▸ Written request: Below are records; count the lines in them that hold "January" and give only the count.

Data entries:
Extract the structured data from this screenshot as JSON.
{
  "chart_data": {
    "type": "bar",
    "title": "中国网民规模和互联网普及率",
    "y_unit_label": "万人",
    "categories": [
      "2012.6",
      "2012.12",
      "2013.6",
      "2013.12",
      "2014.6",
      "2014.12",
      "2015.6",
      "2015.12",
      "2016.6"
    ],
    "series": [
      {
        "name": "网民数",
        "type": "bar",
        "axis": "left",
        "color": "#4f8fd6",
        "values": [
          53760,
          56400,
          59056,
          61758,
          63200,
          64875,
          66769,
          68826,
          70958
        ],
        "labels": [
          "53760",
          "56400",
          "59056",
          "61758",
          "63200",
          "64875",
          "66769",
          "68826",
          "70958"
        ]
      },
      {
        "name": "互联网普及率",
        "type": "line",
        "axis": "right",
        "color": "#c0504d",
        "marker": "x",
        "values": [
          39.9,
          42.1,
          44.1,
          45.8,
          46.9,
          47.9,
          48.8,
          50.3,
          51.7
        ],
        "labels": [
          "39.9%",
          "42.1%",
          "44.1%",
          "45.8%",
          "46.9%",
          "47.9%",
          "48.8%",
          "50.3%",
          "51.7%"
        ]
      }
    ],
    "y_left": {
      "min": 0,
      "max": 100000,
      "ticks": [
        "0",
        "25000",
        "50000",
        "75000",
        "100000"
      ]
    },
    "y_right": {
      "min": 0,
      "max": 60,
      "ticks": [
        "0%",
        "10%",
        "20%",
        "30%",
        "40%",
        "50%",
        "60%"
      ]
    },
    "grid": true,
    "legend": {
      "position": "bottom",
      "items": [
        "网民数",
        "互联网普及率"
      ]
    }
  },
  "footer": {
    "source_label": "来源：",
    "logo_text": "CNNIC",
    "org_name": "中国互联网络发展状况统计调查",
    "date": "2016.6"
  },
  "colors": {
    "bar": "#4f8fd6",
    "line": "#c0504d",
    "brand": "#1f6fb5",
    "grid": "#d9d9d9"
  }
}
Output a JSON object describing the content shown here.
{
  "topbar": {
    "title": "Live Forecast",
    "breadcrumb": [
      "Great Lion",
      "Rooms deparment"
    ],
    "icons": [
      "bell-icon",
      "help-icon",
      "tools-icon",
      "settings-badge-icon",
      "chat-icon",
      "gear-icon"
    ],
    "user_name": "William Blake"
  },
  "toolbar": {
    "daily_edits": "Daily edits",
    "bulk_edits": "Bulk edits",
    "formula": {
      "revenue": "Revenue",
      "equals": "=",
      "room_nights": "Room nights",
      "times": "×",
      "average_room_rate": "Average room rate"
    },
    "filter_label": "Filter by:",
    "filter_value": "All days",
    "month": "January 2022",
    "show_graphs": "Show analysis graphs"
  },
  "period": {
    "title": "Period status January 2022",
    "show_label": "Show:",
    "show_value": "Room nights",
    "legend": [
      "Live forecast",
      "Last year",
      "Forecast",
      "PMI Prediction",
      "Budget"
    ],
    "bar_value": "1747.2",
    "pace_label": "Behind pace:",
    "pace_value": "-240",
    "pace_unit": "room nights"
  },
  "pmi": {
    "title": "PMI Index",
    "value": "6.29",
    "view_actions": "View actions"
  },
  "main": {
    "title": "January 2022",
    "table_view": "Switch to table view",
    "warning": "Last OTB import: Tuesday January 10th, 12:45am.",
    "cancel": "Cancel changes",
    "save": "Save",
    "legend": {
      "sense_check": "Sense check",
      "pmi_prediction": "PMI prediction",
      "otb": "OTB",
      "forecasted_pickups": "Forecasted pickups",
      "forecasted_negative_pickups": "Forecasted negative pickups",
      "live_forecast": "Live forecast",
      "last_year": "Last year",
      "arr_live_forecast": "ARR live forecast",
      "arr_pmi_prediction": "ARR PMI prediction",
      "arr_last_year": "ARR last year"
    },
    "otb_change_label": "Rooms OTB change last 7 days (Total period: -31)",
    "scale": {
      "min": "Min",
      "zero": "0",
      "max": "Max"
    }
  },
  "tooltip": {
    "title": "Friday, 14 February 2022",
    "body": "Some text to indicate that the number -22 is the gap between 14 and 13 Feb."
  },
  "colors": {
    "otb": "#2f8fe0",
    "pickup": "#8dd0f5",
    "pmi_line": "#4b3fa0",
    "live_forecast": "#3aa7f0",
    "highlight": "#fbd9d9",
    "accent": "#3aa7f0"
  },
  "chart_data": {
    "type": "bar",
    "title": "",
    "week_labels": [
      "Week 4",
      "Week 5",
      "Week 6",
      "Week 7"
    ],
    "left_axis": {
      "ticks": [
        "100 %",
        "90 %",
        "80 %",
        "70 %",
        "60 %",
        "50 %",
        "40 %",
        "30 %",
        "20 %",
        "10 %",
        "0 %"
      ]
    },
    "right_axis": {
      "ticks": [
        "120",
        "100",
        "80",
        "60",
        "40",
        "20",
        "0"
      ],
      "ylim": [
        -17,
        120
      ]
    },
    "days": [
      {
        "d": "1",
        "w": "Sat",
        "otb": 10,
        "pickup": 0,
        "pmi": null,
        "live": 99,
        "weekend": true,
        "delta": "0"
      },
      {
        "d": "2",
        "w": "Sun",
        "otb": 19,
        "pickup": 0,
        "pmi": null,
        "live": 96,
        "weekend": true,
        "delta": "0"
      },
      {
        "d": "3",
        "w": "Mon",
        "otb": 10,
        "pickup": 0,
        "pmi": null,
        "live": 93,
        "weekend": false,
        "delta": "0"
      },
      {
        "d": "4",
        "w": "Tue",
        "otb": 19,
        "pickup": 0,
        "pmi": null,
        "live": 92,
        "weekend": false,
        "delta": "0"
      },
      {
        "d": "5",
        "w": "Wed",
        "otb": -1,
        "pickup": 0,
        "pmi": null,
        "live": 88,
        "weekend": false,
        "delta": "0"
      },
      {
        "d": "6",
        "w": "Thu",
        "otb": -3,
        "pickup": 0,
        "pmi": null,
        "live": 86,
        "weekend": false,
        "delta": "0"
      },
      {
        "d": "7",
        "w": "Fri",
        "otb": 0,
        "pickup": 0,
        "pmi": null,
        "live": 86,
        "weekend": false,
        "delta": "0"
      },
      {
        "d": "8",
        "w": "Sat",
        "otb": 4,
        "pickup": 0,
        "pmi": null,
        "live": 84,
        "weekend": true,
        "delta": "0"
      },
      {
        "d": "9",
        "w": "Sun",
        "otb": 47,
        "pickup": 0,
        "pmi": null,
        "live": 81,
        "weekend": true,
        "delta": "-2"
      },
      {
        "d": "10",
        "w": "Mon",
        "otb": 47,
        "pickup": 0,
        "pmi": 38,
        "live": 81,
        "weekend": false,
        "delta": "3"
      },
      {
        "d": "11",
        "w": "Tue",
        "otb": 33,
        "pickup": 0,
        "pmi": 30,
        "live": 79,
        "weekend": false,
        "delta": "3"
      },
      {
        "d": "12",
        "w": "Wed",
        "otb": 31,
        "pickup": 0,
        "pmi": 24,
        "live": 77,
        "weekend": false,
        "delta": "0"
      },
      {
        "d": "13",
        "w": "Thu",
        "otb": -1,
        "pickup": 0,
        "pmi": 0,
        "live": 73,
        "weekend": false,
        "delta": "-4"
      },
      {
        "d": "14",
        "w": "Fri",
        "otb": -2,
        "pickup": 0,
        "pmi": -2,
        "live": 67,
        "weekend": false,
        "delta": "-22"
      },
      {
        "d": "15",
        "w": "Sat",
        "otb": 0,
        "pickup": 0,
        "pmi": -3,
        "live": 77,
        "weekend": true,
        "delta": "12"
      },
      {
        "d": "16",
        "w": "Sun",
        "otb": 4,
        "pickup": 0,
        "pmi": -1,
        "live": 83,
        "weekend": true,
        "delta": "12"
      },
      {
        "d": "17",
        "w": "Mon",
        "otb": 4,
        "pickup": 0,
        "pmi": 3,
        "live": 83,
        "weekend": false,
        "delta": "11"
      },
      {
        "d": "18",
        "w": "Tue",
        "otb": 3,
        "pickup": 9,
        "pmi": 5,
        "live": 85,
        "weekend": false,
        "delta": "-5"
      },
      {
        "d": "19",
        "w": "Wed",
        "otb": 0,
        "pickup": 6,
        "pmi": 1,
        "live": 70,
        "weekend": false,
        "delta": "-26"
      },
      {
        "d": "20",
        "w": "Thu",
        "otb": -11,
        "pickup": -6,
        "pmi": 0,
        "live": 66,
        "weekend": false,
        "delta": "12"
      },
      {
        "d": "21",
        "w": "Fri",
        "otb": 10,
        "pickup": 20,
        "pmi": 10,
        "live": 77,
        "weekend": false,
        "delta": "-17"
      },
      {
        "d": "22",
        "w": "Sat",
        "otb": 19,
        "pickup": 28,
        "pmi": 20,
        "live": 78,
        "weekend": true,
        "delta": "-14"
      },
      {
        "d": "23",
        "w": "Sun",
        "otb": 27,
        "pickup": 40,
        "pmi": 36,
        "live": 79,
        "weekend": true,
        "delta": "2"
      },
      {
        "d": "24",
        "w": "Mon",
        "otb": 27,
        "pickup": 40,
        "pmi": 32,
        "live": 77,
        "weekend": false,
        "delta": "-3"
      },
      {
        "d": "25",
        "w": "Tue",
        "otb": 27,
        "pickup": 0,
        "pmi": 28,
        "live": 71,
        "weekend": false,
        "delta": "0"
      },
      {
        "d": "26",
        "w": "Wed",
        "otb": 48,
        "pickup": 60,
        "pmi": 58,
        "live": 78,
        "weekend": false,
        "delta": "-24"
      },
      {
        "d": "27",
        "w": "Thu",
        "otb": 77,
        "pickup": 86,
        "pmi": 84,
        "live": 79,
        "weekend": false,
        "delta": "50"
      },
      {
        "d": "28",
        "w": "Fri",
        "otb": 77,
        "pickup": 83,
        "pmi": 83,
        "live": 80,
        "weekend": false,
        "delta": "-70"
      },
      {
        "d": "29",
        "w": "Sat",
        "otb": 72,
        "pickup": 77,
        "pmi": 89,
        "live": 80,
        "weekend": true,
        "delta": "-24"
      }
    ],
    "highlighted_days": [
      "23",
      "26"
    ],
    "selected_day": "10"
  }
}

▸ Output below: 4